* _Extracted records_
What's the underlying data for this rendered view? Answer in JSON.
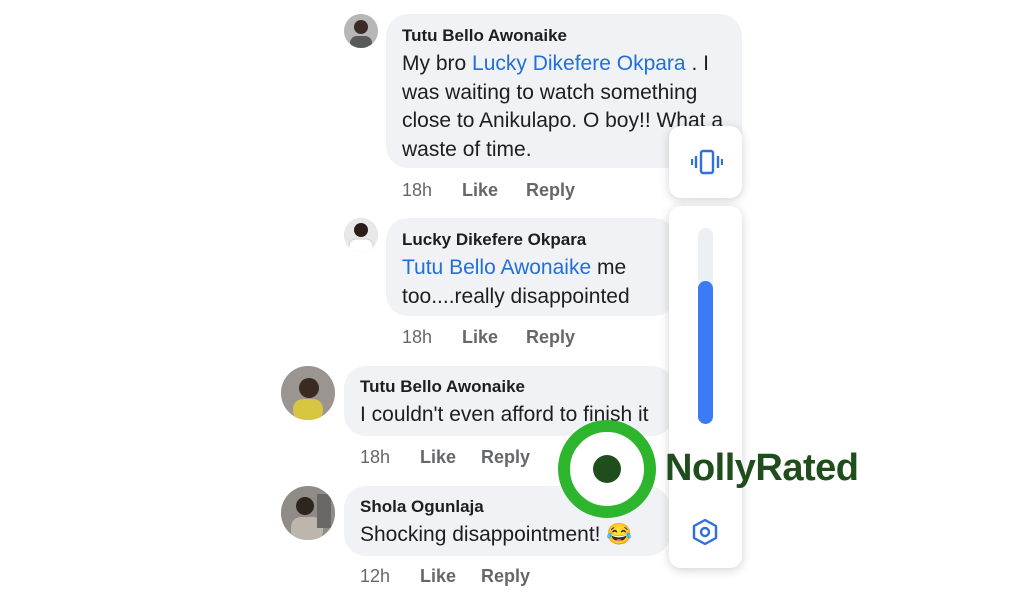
{
  "comments": [
    {
      "author": "Tutu Bello Awonaike",
      "text_prefix": "My bro ",
      "mention": "Lucky Dikefere Okpara",
      "text_suffix": " . I was waiting to watch something close to Anikulapo. O boy!! What a waste of time.",
      "time": "18h",
      "like": "Like",
      "reply": "Reply"
    },
    {
      "author": "Lucky Dikefere Okpara",
      "text_prefix": "",
      "mention": "Tutu Bello Awonaike",
      "text_suffix": " me too....really disappointed",
      "time": "18h",
      "like": "Like",
      "reply": "Reply"
    },
    {
      "author": "Tutu Bello Awonaike",
      "text_prefix": "I couldn't even afford to finish it",
      "mention": "",
      "text_suffix": "",
      "time": "18h",
      "like": "Like",
      "reply": "Reply"
    },
    {
      "author": "Shola Ogunlaja",
      "text_prefix": "Shocking disappointment! ",
      "mention": "",
      "text_suffix": "",
      "emoji": "😂",
      "time": "12h",
      "like": "Like",
      "reply": "Reply"
    }
  ],
  "volume_panel": {
    "mode_icon": "vibrate-icon",
    "level": 0.73,
    "settings_icon": "settings-hexagon-icon"
  },
  "watermark": {
    "logo_icon": "record-circle-icon",
    "text": "NollyRated",
    "colors": {
      "ring": "#2db52d",
      "dot": "#1f4d1c",
      "text": "#1f4d1c"
    }
  },
  "colors": {
    "mention": "#216fdb",
    "bubble": "#f0f2f5",
    "slider": "#3b7bf6"
  }
}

* _Problem to work on_
Retype each line of the listing above word for word. Exclude the pictures.

* _Written solution_
What's the underlying data for this rendered view? Answer in JSON.
{
  "comments": [
    {
      "author": "Tutu Bello Awonaike",
      "text_prefix": "My bro ",
      "mention": "Lucky Dikefere Okpara",
      "text_suffix": " . I was waiting to watch something close to Anikulapo. O boy!! What a waste of time.",
      "time": "18h",
      "like": "Like",
      "reply": "Reply"
    },
    {
      "author": "Lucky Dikefere Okpara",
      "text_prefix": "",
      "mention": "Tutu Bello Awonaike",
      "text_suffix": " me too....really disappointed",
      "time": "18h",
      "like": "Like",
      "reply": "Reply"
    },
    {
      "author": "Tutu Bello Awonaike",
      "text_prefix": "I couldn't even afford to finish it",
      "mention": "",
      "text_suffix": "",
      "time": "18h",
      "like": "Like",
      "reply": "Reply"
    },
    {
      "author": "Shola Ogunlaja",
      "text_prefix": "Shocking disappointment! ",
      "mention": "",
      "text_suffix": "",
      "emoji": "😂",
      "time": "12h",
      "like": "Like",
      "reply": "Reply"
    }
  ],
  "volume_panel": {
    "mode_icon": "vibrate-icon",
    "level": 0.73,
    "settings_icon": "settings-hexagon-icon"
  },
  "watermark": {
    "logo_icon": "record-circle-icon",
    "text": "NollyRated",
    "colors": {
      "ring": "#2db52d",
      "dot": "#1f4d1c",
      "text": "#1f4d1c"
    }
  },
  "colors": {
    "mention": "#216fdb",
    "bubble": "#f0f2f5",
    "slider": "#3b7bf6"
  }
}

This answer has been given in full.